# Material for this exercise
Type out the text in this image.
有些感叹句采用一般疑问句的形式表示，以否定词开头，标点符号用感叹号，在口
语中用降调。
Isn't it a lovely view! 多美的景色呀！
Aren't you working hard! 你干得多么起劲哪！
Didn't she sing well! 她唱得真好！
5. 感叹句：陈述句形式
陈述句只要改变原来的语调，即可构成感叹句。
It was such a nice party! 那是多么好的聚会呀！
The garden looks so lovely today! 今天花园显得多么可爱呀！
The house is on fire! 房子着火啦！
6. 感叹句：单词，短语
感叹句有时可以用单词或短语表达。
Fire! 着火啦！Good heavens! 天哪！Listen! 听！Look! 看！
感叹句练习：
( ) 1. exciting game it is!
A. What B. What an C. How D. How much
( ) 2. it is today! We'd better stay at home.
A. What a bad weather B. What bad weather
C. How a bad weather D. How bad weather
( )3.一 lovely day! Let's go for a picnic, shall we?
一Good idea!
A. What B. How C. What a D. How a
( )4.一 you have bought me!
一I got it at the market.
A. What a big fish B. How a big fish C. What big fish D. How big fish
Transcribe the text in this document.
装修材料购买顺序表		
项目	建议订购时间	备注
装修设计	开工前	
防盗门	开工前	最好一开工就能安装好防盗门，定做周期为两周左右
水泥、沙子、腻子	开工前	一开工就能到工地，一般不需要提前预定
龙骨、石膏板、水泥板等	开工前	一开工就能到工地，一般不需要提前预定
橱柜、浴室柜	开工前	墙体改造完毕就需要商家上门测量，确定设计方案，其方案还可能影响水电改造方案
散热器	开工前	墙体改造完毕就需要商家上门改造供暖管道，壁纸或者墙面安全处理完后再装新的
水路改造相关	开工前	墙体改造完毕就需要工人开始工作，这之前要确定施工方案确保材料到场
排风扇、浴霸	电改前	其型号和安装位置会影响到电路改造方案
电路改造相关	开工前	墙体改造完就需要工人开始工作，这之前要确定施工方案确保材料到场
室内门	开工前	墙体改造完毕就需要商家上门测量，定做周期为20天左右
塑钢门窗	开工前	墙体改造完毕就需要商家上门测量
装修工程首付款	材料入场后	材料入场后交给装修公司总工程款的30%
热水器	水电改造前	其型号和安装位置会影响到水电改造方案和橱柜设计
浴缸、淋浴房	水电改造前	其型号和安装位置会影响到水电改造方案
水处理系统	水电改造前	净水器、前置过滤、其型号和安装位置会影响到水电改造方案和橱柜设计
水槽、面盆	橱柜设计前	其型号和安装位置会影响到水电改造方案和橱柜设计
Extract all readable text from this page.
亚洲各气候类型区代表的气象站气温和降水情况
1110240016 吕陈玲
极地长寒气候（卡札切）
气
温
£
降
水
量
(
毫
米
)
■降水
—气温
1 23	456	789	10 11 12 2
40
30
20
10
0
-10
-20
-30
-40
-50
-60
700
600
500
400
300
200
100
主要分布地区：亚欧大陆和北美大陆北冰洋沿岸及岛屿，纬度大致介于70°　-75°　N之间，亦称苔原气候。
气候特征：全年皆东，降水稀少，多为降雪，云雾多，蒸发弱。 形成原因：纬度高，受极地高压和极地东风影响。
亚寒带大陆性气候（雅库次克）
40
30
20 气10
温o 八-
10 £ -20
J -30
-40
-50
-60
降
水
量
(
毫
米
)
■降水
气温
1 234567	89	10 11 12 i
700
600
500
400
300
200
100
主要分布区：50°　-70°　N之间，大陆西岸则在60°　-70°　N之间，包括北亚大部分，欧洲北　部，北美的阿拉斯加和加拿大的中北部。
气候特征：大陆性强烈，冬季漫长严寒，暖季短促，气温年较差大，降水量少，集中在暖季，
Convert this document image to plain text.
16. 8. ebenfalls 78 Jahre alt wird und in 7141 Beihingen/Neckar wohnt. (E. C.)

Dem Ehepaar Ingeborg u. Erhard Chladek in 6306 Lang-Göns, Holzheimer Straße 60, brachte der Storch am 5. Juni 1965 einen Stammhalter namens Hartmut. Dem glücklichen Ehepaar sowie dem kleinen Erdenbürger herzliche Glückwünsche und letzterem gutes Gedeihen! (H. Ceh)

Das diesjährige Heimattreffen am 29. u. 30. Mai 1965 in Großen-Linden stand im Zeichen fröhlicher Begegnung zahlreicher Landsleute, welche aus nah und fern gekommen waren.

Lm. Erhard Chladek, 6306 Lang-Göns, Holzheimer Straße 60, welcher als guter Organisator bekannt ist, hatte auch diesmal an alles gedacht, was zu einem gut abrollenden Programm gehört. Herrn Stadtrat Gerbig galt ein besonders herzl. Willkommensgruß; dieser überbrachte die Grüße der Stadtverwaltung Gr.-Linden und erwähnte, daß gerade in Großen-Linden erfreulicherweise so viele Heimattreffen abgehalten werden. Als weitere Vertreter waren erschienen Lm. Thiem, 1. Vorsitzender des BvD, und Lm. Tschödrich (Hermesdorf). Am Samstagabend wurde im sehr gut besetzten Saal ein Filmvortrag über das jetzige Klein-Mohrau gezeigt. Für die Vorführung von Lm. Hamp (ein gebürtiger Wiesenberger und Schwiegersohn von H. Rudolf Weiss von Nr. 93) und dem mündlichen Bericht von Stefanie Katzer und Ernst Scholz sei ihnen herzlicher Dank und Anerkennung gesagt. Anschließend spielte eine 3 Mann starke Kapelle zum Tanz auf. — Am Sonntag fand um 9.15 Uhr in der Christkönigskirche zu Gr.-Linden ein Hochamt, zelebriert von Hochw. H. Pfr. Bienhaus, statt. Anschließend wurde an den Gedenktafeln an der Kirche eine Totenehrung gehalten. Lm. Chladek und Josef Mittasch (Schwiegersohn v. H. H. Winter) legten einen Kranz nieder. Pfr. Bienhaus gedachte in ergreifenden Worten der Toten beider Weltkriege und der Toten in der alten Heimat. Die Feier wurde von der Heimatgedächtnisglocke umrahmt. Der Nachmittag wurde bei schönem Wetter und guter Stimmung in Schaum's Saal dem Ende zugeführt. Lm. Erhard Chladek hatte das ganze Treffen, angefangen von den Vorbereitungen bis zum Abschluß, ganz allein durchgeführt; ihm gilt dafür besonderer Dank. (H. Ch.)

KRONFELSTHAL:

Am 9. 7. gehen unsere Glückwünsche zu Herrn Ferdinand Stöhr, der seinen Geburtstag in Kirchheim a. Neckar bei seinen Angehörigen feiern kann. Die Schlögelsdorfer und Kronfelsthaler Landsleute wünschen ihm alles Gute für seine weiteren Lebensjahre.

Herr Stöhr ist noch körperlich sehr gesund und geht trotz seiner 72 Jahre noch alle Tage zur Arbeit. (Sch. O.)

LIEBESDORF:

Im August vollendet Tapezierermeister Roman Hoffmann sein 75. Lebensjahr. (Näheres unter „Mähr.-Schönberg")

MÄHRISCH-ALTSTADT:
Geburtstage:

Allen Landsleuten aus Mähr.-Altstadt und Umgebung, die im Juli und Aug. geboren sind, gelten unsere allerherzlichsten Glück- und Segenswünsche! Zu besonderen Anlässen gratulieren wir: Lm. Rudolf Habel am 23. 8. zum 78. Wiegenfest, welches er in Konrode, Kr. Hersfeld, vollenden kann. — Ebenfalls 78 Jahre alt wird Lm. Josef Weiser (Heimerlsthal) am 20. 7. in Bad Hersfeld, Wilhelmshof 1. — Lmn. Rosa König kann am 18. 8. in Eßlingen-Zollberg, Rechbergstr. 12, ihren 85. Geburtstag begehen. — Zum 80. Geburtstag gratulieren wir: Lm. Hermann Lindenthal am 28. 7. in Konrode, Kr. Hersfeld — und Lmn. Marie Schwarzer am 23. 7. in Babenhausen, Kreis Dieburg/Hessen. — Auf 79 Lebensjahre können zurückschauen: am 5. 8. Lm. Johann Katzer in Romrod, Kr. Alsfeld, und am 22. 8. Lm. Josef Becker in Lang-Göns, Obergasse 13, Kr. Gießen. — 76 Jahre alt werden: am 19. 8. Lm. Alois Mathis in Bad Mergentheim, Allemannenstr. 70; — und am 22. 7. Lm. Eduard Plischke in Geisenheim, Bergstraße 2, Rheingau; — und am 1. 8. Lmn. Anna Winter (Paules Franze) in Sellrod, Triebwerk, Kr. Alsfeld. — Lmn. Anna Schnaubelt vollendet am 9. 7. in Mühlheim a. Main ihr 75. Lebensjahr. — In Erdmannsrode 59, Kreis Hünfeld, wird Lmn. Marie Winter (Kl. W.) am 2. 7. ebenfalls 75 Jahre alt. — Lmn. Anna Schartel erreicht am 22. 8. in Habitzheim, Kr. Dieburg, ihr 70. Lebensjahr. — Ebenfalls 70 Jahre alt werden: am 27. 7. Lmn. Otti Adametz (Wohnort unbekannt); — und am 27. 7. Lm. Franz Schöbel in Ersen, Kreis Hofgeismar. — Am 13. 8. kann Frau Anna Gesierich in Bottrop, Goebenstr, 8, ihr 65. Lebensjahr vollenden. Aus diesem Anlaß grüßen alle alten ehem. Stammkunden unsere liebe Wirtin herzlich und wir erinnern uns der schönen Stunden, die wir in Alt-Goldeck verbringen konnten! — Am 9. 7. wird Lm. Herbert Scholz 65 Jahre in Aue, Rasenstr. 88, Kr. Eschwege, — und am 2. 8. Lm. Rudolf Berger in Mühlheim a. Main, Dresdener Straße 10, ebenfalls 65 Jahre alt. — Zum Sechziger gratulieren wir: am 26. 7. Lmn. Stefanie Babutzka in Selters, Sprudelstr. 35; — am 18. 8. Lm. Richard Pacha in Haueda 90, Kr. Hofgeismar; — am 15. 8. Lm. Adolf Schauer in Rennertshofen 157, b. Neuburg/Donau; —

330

# Brief
Search the data for "一开工就能到工地". Copy every matching line.

# Written solution
水泥、沙子、腻子	开工前	一开工就能到工地，一般不需要提前预定
龙骨、石膏板、水泥板等	开工前	一开工就能到工地，一般不需要提前预定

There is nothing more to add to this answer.